TASK STATEMENT =>
Copy out the complete listing, word for word.

DATA RECORDS =>

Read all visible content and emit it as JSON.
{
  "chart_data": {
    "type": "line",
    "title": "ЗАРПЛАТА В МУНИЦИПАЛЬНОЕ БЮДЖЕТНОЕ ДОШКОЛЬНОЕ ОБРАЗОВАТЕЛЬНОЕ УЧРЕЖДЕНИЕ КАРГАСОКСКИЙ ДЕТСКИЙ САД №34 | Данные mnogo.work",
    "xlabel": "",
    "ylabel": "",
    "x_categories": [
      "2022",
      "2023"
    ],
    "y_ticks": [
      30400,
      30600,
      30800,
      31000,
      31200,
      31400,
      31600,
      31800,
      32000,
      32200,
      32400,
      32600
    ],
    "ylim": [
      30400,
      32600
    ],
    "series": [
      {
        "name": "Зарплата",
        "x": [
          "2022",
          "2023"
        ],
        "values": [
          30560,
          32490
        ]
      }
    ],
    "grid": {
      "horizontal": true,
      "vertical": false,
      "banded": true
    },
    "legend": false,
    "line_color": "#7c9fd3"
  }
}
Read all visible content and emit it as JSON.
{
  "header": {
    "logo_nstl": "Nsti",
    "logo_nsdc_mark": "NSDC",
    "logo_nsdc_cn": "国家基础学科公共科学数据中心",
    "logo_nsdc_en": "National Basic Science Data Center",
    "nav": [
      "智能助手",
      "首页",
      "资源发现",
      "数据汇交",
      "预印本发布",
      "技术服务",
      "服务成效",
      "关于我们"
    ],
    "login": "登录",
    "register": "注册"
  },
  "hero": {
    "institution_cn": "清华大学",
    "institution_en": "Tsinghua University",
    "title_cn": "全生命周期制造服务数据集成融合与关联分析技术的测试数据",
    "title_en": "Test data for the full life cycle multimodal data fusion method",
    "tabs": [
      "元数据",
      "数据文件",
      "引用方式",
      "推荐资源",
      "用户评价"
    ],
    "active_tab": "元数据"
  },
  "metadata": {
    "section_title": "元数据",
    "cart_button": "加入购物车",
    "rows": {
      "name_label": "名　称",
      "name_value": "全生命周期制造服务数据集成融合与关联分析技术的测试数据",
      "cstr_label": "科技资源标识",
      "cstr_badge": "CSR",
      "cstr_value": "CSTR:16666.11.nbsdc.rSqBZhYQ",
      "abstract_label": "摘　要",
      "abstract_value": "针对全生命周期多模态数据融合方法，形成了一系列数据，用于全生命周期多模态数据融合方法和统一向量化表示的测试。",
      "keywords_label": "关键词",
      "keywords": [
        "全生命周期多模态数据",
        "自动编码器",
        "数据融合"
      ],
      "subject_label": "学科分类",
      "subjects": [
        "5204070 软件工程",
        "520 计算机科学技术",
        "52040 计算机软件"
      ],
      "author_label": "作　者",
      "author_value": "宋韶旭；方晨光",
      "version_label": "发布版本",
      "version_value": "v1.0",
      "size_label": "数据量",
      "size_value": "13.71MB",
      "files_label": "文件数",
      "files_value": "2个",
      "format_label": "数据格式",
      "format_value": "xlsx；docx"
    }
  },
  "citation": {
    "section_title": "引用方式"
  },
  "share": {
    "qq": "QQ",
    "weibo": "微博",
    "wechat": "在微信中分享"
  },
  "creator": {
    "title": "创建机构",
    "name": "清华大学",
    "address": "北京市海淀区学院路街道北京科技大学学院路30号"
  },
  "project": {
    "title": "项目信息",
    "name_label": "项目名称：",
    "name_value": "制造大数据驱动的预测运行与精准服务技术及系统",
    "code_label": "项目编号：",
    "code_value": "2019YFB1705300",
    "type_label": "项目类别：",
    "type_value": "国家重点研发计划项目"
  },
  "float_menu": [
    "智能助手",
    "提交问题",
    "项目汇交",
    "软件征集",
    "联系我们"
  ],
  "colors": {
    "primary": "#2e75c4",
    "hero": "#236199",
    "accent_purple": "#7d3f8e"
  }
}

SOLUTION TO THIS TASK =>
Read all visible content and emit it as JSON.
{
  "chart_data": {
    "type": "line",
    "title": "ЗАРПЛАТА В МУНИЦИПАЛЬНОЕ БЮДЖЕТНОЕ ДОШКОЛЬНОЕ ОБРАЗОВАТЕЛЬНОЕ УЧРЕЖДЕНИЕ КАРГАСОКСКИЙ ДЕТСКИЙ САД №34 | Данные mnogo.work",
    "xlabel": "",
    "ylabel": "",
    "x_categories": [
      "2022",
      "2023"
    ],
    "y_ticks": [
      30400,
      30600,
      30800,
      31000,
      31200,
      31400,
      31600,
      31800,
      32000,
      32200,
      32400,
      32600
    ],
    "ylim": [
      30400,
      32600
    ],
    "series": [
      {
        "name": "Зарплата",
        "x": [
          "2022",
          "2023"
        ],
        "values": [
          30560,
          32490
        ]
      }
    ],
    "grid": {
      "horizontal": true,
      "vertical": false,
      "banded": true
    },
    "legend": false,
    "line_color": "#7c9fd3"
  }
}
Read all visible content and emit it as JSON.
{
  "header": {
    "logo_nstl": "Nsti",
    "logo_nsdc_mark": "NSDC",
    "logo_nsdc_cn": "国家基础学科公共科学数据中心",
    "logo_nsdc_en": "National Basic Science Data Center",
    "nav": [
      "智能助手",
      "首页",
      "资源发现",
      "数据汇交",
      "预印本发布",
      "技术服务",
      "服务成效",
      "关于我们"
    ],
    "login": "登录",
    "register": "注册"
  },
  "hero": {
    "institution_cn": "清华大学",
    "institution_en": "Tsinghua University",
    "title_cn": "全生命周期制造服务数据集成融合与关联分析技术的测试数据",
    "title_en": "Test data for the full life cycle multimodal data fusion method",
    "tabs": [
      "元数据",
      "数据文件",
      "引用方式",
      "推荐资源",
      "用户评价"
    ],
    "active_tab": "元数据"
  },
  "metadata": {
    "section_title": "元数据",
    "cart_button": "加入购物车",
    "rows": {
      "name_label": "名　称",
      "name_value": "全生命周期制造服务数据集成融合与关联分析技术的测试数据",
      "cstr_label": "科技资源标识",
      "cstr_badge": "CSR",
      "cstr_value": "CSTR:16666.11.nbsdc.rSqBZhYQ",
      "abstract_label": "摘　要",
      "abstract_value": "针对全生命周期多模态数据融合方法，形成了一系列数据，用于全生命周期多模态数据融合方法和统一向量化表示的测试。",
      "keywords_label": "关键词",
      "keywords": [
        "全生命周期多模态数据",
        "自动编码器",
        "数据融合"
      ],
      "subject_label": "学科分类",
      "subjects": [
        "5204070 软件工程",
        "520 计算机科学技术",
        "52040 计算机软件"
      ],
      "author_label": "作　者",
      "author_value": "宋韶旭；方晨光",
      "version_label": "发布版本",
      "version_value": "v1.0",
      "size_label": "数据量",
      "size_value": "13.71MB",
      "files_label": "文件数",
      "files_value": "2个",
      "format_label": "数据格式",
      "format_value": "xlsx；docx"
    }
  },
  "citation": {
    "section_title": "引用方式"
  },
  "share": {
    "qq": "QQ",
    "weibo": "微博",
    "wechat": "在微信中分享"
  },
  "creator": {
    "title": "创建机构",
    "name": "清华大学",
    "address": "北京市海淀区学院路街道北京科技大学学院路30号"
  },
  "project": {
    "title": "项目信息",
    "name_label": "项目名称：",
    "name_value": "制造大数据驱动的预测运行与精准服务技术及系统",
    "code_label": "项目编号：",
    "code_value": "2019YFB1705300",
    "type_label": "项目类别：",
    "type_value": "国家重点研发计划项目"
  },
  "float_menu": [
    "智能助手",
    "提交问题",
    "项目汇交",
    "软件征集",
    "联系我们"
  ],
  "colors": {
    "primary": "#2e75c4",
    "hero": "#236199",
    "accent_purple": "#7d3f8e"
  }
}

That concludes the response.